=== WORK TO BE COMPLETED ===
Reproduce the data below verbatim, line for line, but leave out the pictures.

=== ITEMS ===

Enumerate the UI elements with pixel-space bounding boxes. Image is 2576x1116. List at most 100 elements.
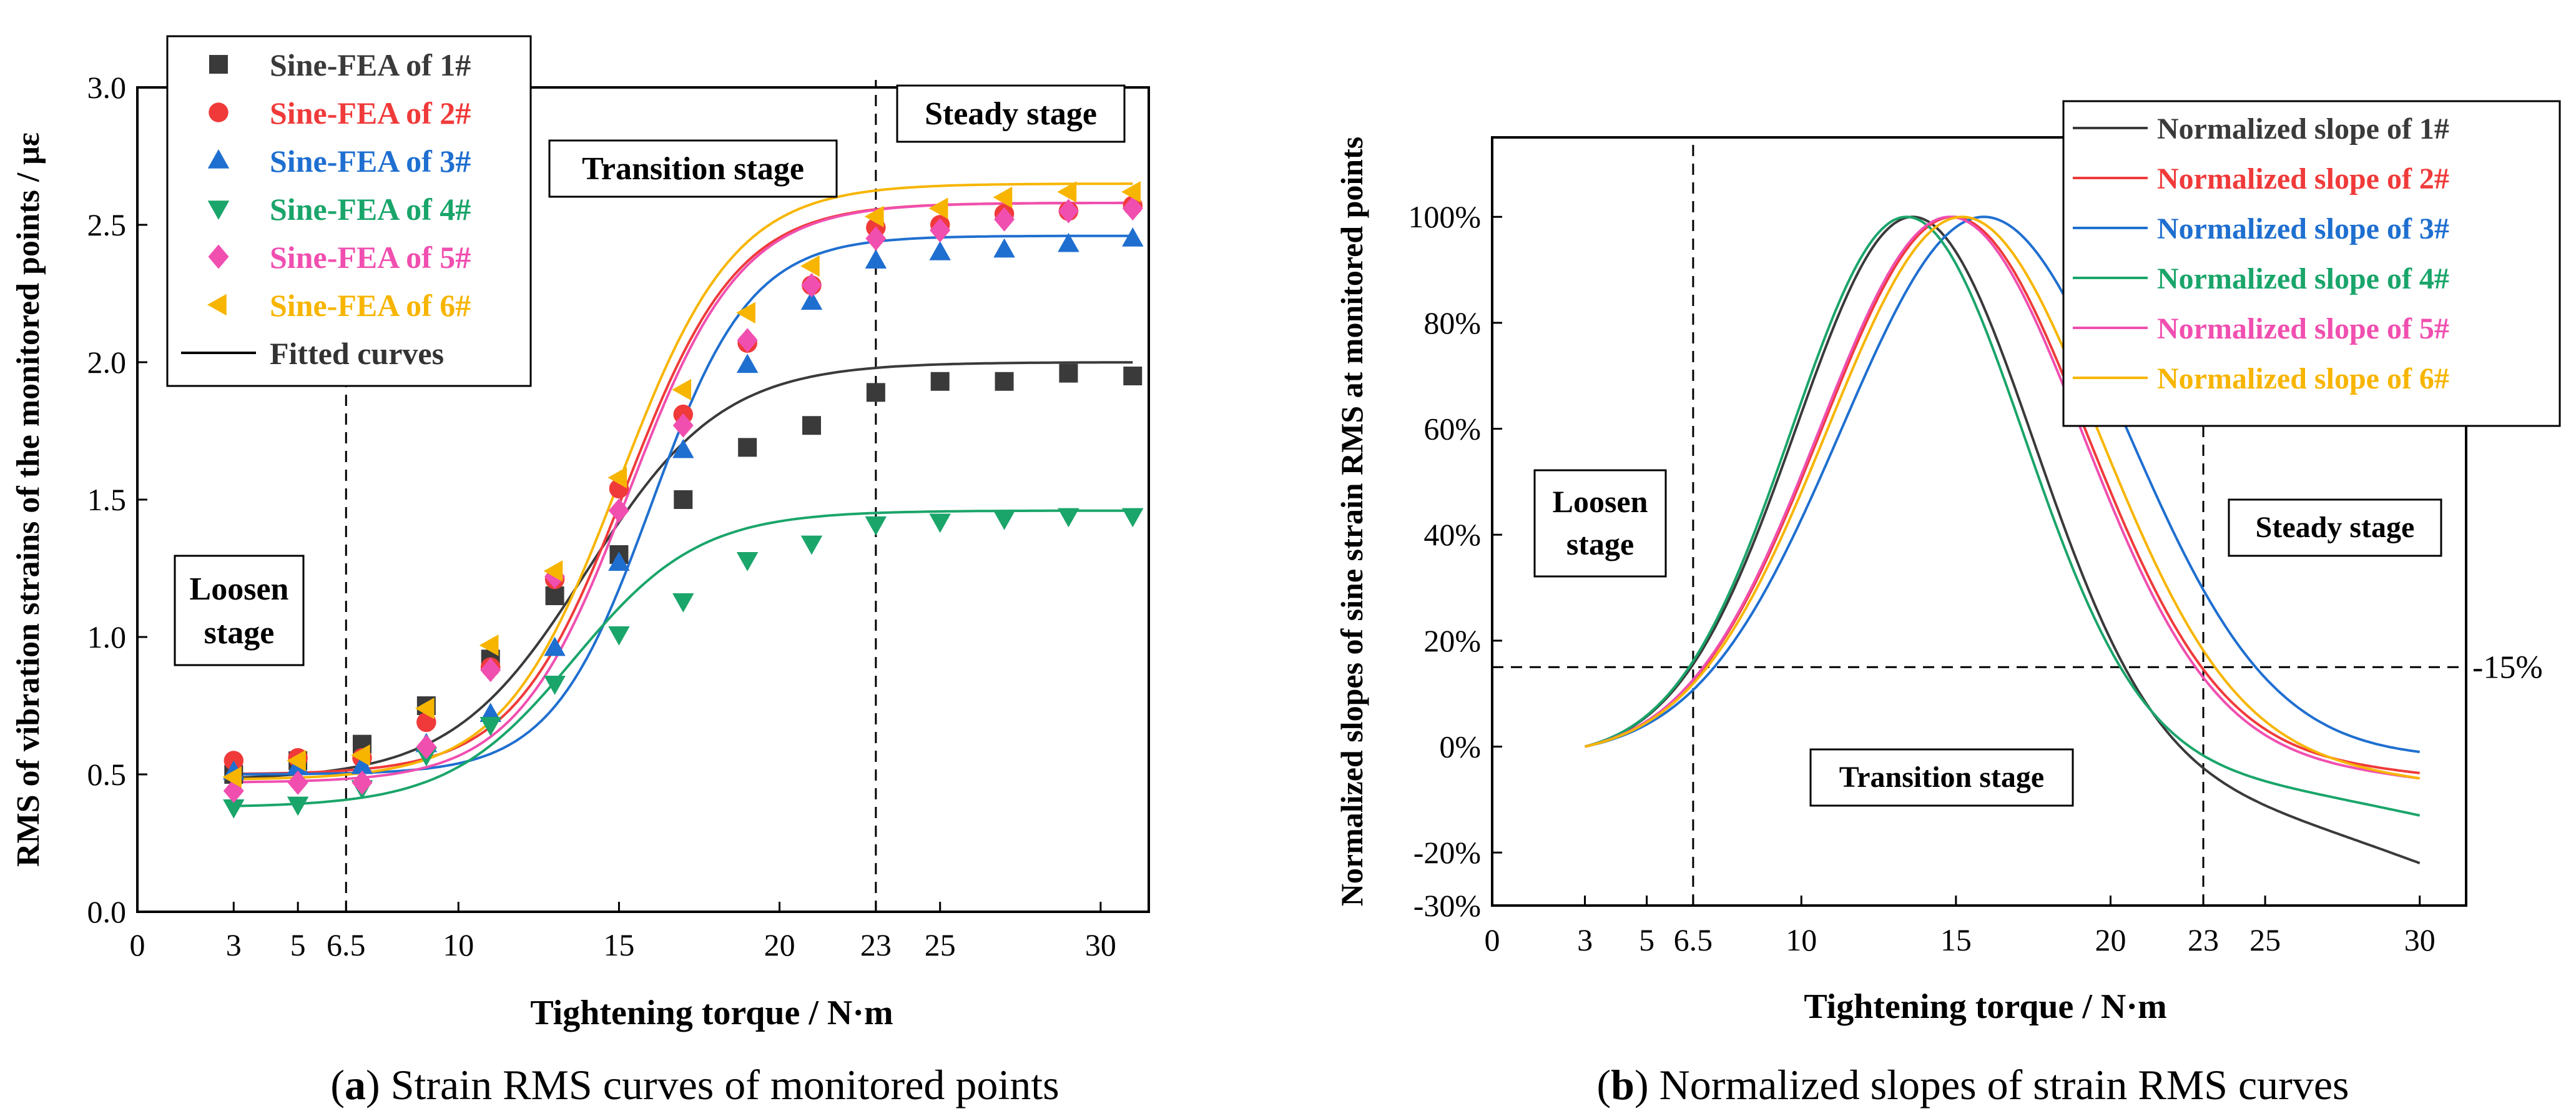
panel-a-data-point [287,749,306,772]
panel-a-xtick-label: 3 [226,927,242,962]
panel-a-ytick-label: 2.0 [87,345,127,380]
panel-a-data-point [672,593,694,613]
panel-a-caption: (a) Strain RMS curves of monitored point… [330,1061,1059,1109]
panel-b-ylabel: Normalized slopes of sine strain RMS at … [1334,137,1369,906]
panel-b-caption-text: Normalized slopes of strain RMS curves [1659,1061,2349,1109]
panel-a-data-point [223,799,245,819]
panel-b-threshold-label: -15% [2472,649,2543,685]
panel-a-ytick-label: 0.5 [87,757,127,792]
panel-b-ytick-label: 100% [1408,199,1481,234]
panel-b-legend-frame [2062,100,2561,427]
panel-a-data-point [800,535,823,555]
panel-b-caption: (b) Normalized slopes of strain RMS curv… [1597,1061,2349,1109]
panel-a-xlabel: Tightening torque / N·m [530,994,893,1032]
panel-a-data-point [928,197,948,219]
panel-a-data-point [929,513,951,533]
panel-a-ytick-label: 1.5 [87,482,127,517]
panel-a-ytick-label: 0.0 [87,894,127,929]
panel-b-loosen-line1: Loosen [1553,484,1648,519]
panel-a-data-point [800,290,823,310]
panel-a-xtick-label: 15 [603,927,634,962]
chart-panel-b: 0 3 5 6.5 10 15 20 23 25 30 -30% -20% 0% 20% 40% 60% 80%… [1334,100,2561,1109]
panel-a-steady-text: Steady stage [925,96,1097,132]
panel-a-data-point [222,766,242,788]
panel-b-legend-label: Normalized slope of 5# [2157,312,2449,345]
panel-b-xtick-label: 25 [2249,922,2281,957]
panel-a-transition-label: Transition stage [548,139,838,198]
panel-b-steady-label: Steady stage [2228,498,2442,557]
panel-a-data-point [800,255,820,277]
panel-a-data-point [1057,180,1077,203]
panel-b-legend-label: Normalized slope of 2# [2157,162,2449,195]
panel-b-loosen-label: Loosen stage [1533,469,1667,578]
panel-b-dynamic: 0 3 5 6.5 10 15 20 23 25 30 -30% -20% 0% 20% 40% 60% 80%… [1408,137,2543,957]
panel-a-data-point [672,378,692,401]
panel-a-caption-label: a [345,1061,366,1109]
panel-a-data-point [607,467,627,489]
panel-b-ytick-label: 20% [1423,623,1481,658]
panel-a-ytick-label: 1.0 [87,620,127,654]
panel-a-data-point [351,770,373,795]
panel-a-data-point [929,241,951,260]
panel-b-slope-curve [1585,215,2421,817]
panel-a-data-point [930,372,950,391]
panel-a-data-point [672,413,694,438]
panel-a-data-point [994,207,1015,232]
panel-b-xtick-label: 23 [2188,922,2219,957]
panel-a-legend-label: Sine-FEA of 1# [270,47,471,82]
panel-a-xtick-label: 23 [860,927,892,962]
panel-a-legend-marker [208,244,229,269]
panel-a-xtick-label: 0 [130,927,145,962]
panel-b-transition-label: Transition stage [1809,748,2074,807]
panel-a-fitted-curve [234,509,1133,807]
panel-a-legend-label: Fitted curves [270,336,444,371]
panel-a-data-point [1122,196,1143,221]
panel-b-legend-label: Normalized slope of 6# [2157,362,2449,395]
panel-b-legend-label: Normalized slope of 1# [2157,112,2449,146]
panel-a-data-point [1122,227,1144,247]
panel-b-slope-curve [1585,215,2421,864]
panel-a-loosen-line1: Loosen [190,571,289,607]
panel-a-xtick-label: 5 [290,927,306,962]
panel-b-ytick-label: -30% [1413,888,1481,923]
panel-a-data-point [480,658,501,683]
panel-b-xtick-label: 3 [1577,922,1593,957]
panel-b-legend-label: Normalized slope of 3# [2157,212,2449,245]
panel-a-data-point [544,636,566,656]
panel-a-plot-frame [136,86,1150,913]
panel-a-ytick-label: 3.0 [87,70,127,105]
panel-a-data-point [351,744,370,766]
panel-a-data-point [1059,363,1078,383]
panel-a-data-point [287,796,309,816]
panel-a-legend-items: Sine-FEA of 1# Sine-FEA of 2# Sine-FEA of … [181,47,471,371]
panel-a-data-point [802,416,821,435]
panel-b-xtick-label: 6.5 [1674,922,1713,957]
panel-a-data-point [993,511,1015,530]
panel-a-data-point [1121,180,1141,203]
panel-a-data-point [736,552,759,571]
panel-b-xtick-label: 15 [1940,922,1972,957]
panel-b-slope-curve [1585,215,2420,780]
panel-a-data-point [479,717,501,736]
panel-a-legend-frame [166,35,532,387]
panel-a-data-point [801,273,822,298]
panel-a-xtick-label: 30 [1085,927,1116,962]
panel-a-legend-marker [207,200,230,220]
panel-b-ytick-label: 40% [1423,517,1481,552]
panel-a-legend-label: Sine-FEA of 6# [270,288,471,323]
panel-a-data-point [608,626,630,646]
panel-a-data-point [865,226,887,251]
panel-a-legend-marker [207,294,227,316]
panel-a-data-point [415,698,435,719]
panel-a-legend: Sine-FEA of 1# Sine-FEA of 2# Sine-FEA of … [166,35,532,387]
panel-a-data-point [1058,232,1079,252]
panel-a-transition-text: Transition stage [582,151,804,187]
panel-a-steady-label: Steady stage [896,84,1126,143]
panel-b-loosen-line2: stage [1566,526,1634,561]
panel-b-transition-text: Transition stage [1839,761,2044,794]
panel-a-legend-marker [207,149,230,169]
panel-a-ytick-label: 2.5 [87,207,127,242]
panel-a-data-point [1122,508,1144,528]
panel-a-xtick-label: 25 [925,927,956,962]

=== COMPLETED EXERCISE ===
Enumerate the UI elements with pixel-space bounding boxes. Image is 2576x1116. List at most 100 elements.
panel-a-data-point [287,749,306,772]
panel-a-xtick-label: 3 [226,927,242,962]
panel-a-ytick-label: 2.0 [87,345,127,380]
panel-a-data-point [672,593,694,613]
panel-a-caption: (a) Strain RMS curves of monitored point… [330,1061,1059,1109]
panel-b-ylabel: Normalized slopes of sine strain RMS at … [1334,137,1369,906]
panel-b-caption-text: Normalized slopes of strain RMS curves [1659,1061,2349,1109]
panel-a-data-point [223,799,245,819]
panel-b-threshold-label: -15% [2472,649,2543,685]
panel-a-ytick-label: 0.5 [87,757,127,792]
panel-b-ytick-label: 100% [1408,199,1481,234]
panel-b-legend-frame [2062,100,2561,427]
panel-a-data-point [800,535,823,555]
panel-b-caption: (b) Normalized slopes of strain RMS curv… [1597,1061,2349,1109]
panel-a-xlabel: Tightening torque / N·m [530,994,893,1032]
panel-a-data-point [928,197,948,219]
panel-a-data-point [929,513,951,533]
panel-a-ytick-label: 1.5 [87,482,127,517]
panel-a-ytick-label: 0.0 [87,894,127,929]
panel-b-loosen-line1: Loosen [1553,484,1648,519]
panel-a-data-point [800,290,823,310]
panel-a-xtick-label: 15 [603,927,634,962]
chart-panel-b: 0 3 5 6.5 10 15 20 23 25 30 -30% -20% 0% 20% 40% 60% 80%… [1334,100,2561,1109]
panel-a-steady-text: Steady stage [925,96,1097,132]
panel-a-data-point [222,766,242,788]
panel-b-legend-label: Normalized slope of 5# [2157,312,2449,345]
panel-b-xtick-label: 25 [2249,922,2281,957]
panel-a-transition-label: Transition stage [548,139,838,198]
panel-b-steady-label: Steady stage [2228,498,2442,557]
panel-a-data-point [800,255,820,277]
panel-a-data-point [1057,180,1077,203]
panel-b-legend-label: Normalized slope of 2# [2157,162,2449,195]
panel-b-loosen-label: Loosen stage [1533,469,1667,578]
panel-b-dynamic: 0 3 5 6.5 10 15 20 23 25 30 -30% -20% 0% 20% 40% 60% 80%… [1408,137,2543,957]
panel-a-data-point [672,378,692,401]
panel-a-caption-label: a [345,1061,366,1109]
panel-a-data-point [607,467,627,489]
panel-b-ytick-label: 20% [1423,623,1481,658]
panel-a-ytick-label: 1.0 [87,620,127,654]
panel-a-data-point [351,770,373,795]
panel-a-data-point [929,241,951,260]
panel-b-slope-curve [1585,215,2421,817]
panel-a-data-point [930,372,950,391]
panel-a-data-point [672,413,694,438]
panel-a-data-point [994,207,1015,232]
panel-b-xtick-label: 23 [2188,922,2219,957]
panel-a-legend-label: Sine-FEA of 1# [270,47,471,82]
panel-a-xtick-label: 23 [860,927,892,962]
panel-a-legend-marker [208,244,229,269]
panel-a-xtick-label: 0 [130,927,145,962]
panel-b-transition-label: Transition stage [1809,748,2074,807]
panel-a-fitted-curve [234,509,1133,807]
panel-a-legend-label: Fitted curves [270,336,444,371]
panel-a-data-point [1122,196,1143,221]
panel-b-legend-label: Normalized slope of 6# [2157,362,2449,395]
panel-b-legend-label: Normalized slope of 1# [2157,112,2449,146]
panel-a-data-point [1122,227,1144,247]
panel-b-slope-curve [1585,215,2421,864]
panel-a-loosen-line1: Loosen [190,571,289,607]
panel-a-xtick-label: 5 [290,927,306,962]
panel-b-ytick-label: -30% [1413,888,1481,923]
panel-a-data-point [480,658,501,683]
panel-b-xtick-label: 3 [1577,922,1593,957]
panel-b-legend-label: Normalized slope of 3# [2157,212,2449,245]
panel-a-data-point [544,636,566,656]
panel-a-plot-frame [136,86,1150,913]
panel-a-ytick-label: 3.0 [87,70,127,105]
panel-a-data-point [351,744,370,766]
panel-a-data-point [1059,363,1078,383]
panel-a-data-point [287,796,309,816]
panel-a-legend-items: Sine-FEA of 1# Sine-FEA of 2# Sine-FEA of … [181,47,471,371]
panel-a-data-point [802,416,821,435]
panel-b-xtick-label: 6.5 [1674,922,1713,957]
panel-a-data-point [993,511,1015,530]
panel-a-data-point [1121,180,1141,203]
panel-a-data-point [736,552,759,571]
panel-b-xtick-label: 15 [1940,922,1972,957]
panel-b-slope-curve [1585,215,2420,780]
panel-a-data-point [479,717,501,736]
panel-a-legend-frame [166,35,532,387]
panel-a-data-point [801,273,822,298]
panel-a-xtick-label: 30 [1085,927,1116,962]
panel-a-legend-marker [207,200,230,220]
panel-b-ytick-label: 40% [1423,517,1481,552]
panel-a-legend-label: Sine-FEA of 6# [270,288,471,323]
panel-a-data-point [608,626,630,646]
panel-a-data-point [865,226,887,251]
panel-a-legend-marker [207,294,227,316]
panel-a-data-point [415,698,435,719]
panel-a-legend: Sine-FEA of 1# Sine-FEA of 2# Sine-FEA of … [166,35,532,387]
panel-a-data-point [1058,232,1079,252]
panel-a-transition-text: Transition stage [582,151,804,187]
panel-a-steady-label: Steady stage [896,84,1126,143]
panel-b-loosen-line2: stage [1566,526,1634,561]
panel-b-transition-text: Transition stage [1839,761,2044,794]
panel-a-legend-marker [207,149,230,169]
panel-a-ytick-label: 2.5 [87,207,127,242]
panel-a-data-point [1122,508,1144,528]
panel-a-xtick-label: 25 [925,927,956,962]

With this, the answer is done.